[What to work on] Copy each line holding the string "application".

Dataset items:
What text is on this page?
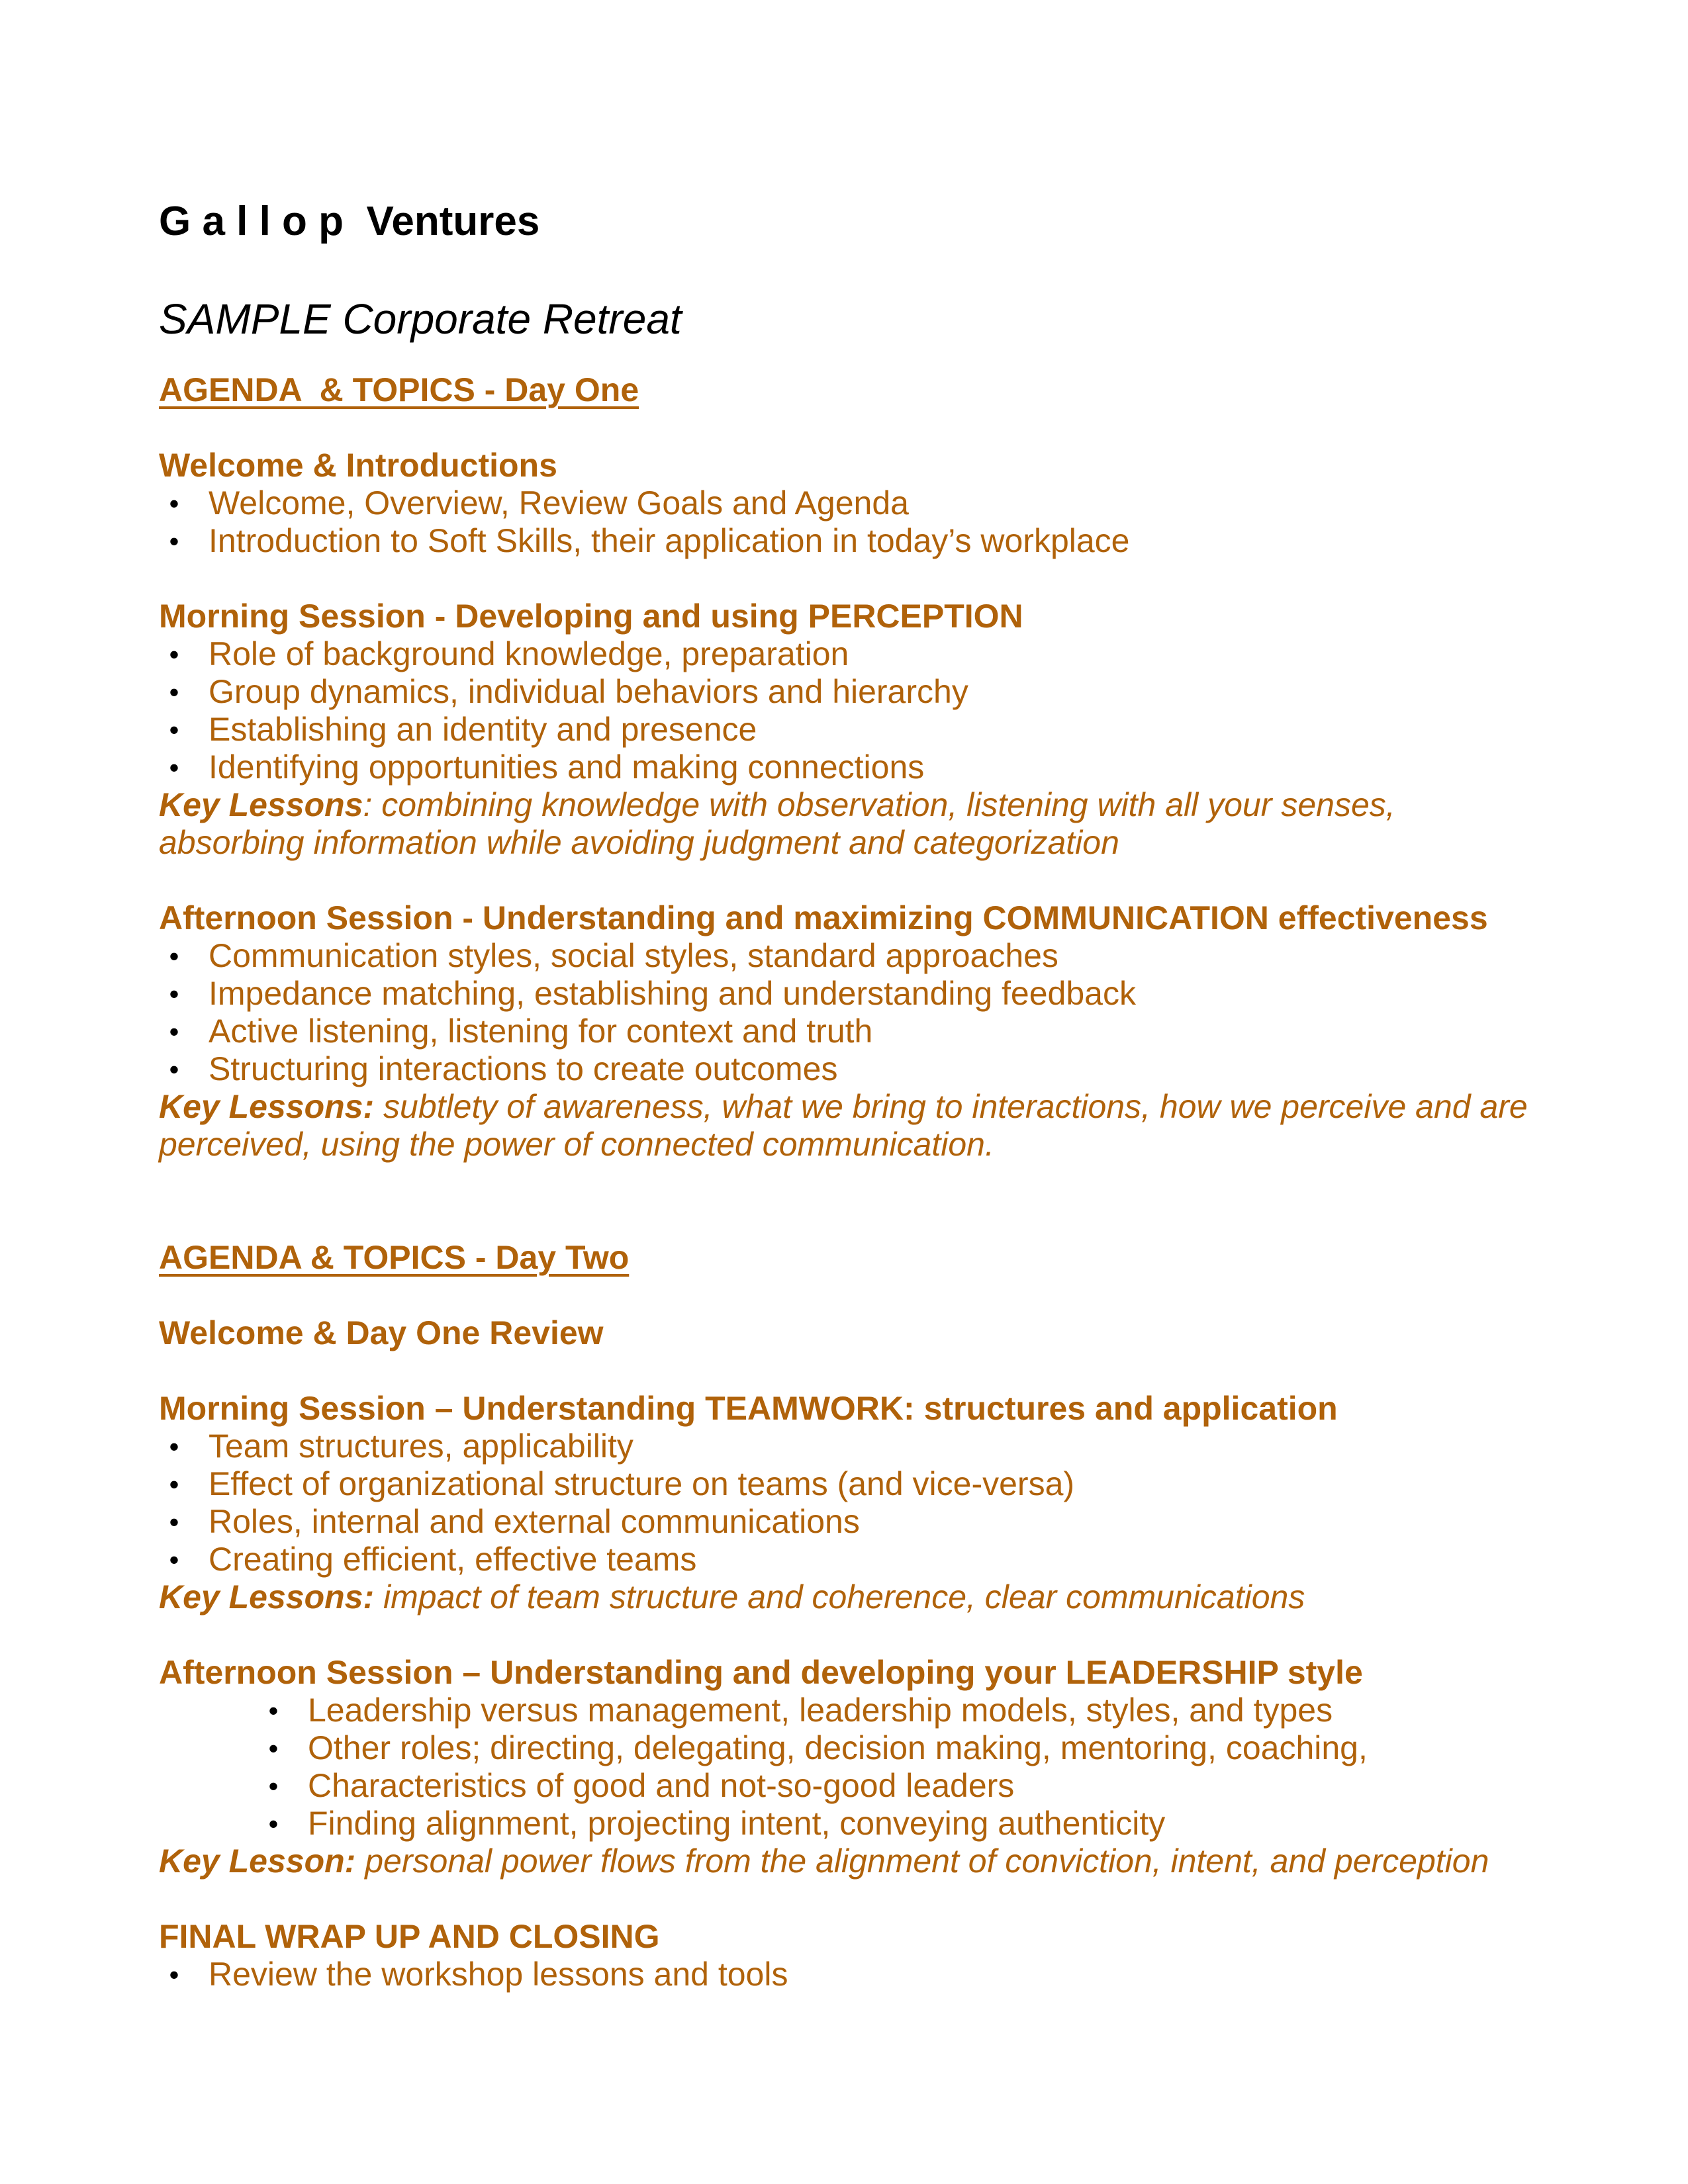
G a l l o p  Ventures
SAMPLE Corporate Retreat
AGENDA  & TOPICS - Day One
Welcome & Introductions
• Welcome, Overview, Review Goals and Agenda
• Introduction to Soft Skills, their application in today’s workplace
Morning Session - Developing and using PERCEPTION
• Role of background knowledge, preparation
• Group dynamics, individual behaviors and hierarchy
• Establishing an identity and presence
• Identifying opportunities and making connections
Key Lessons: combining knowledge with observation, listening with all your senses, absorbing information while avoiding judgment and categorization
Afternoon Session - Understanding and maximizing COMMUNICATION effectiveness
• Communication styles, social styles, standard approaches
• Impedance matching, establishing and understanding feedback
• Active listening, listening for context and truth
• Structuring interactions to create outcomes
Key Lessons: subtlety of awareness, what we bring to interactions, how we perceive and are perceived, using the power of connected communication.
AGENDA & TOPICS - Day Two
Welcome & Day One Review
Morning Session – Understanding TEAMWORK: structures and application
• Team structures, applicability
• Effect of organizational structure on teams (and vice-versa)
• Roles, internal and external communications
• Creating efficient, effective teams
Key Lessons: impact of team structure and coherence, clear communications
Afternoon Session – Understanding and developing your LEADERSHIP style
• Leadership versus management, leadership models, styles, and types
• Other roles; directing, delegating, decision making, mentoring, coaching,
• Characteristics of good and not-so-good leaders
• Finding alignment, projecting intent, conveying authenticity
Key Lesson: personal power flows from the alignment of conviction, intent, and perception
FINAL WRAP UP AND CLOSING
• Review the workshop lessons and tools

[Result of this exercise]
• Introduction to Soft Skills, their application in today’s workplace
Morning Session – Understanding TEAMWORK: structures and application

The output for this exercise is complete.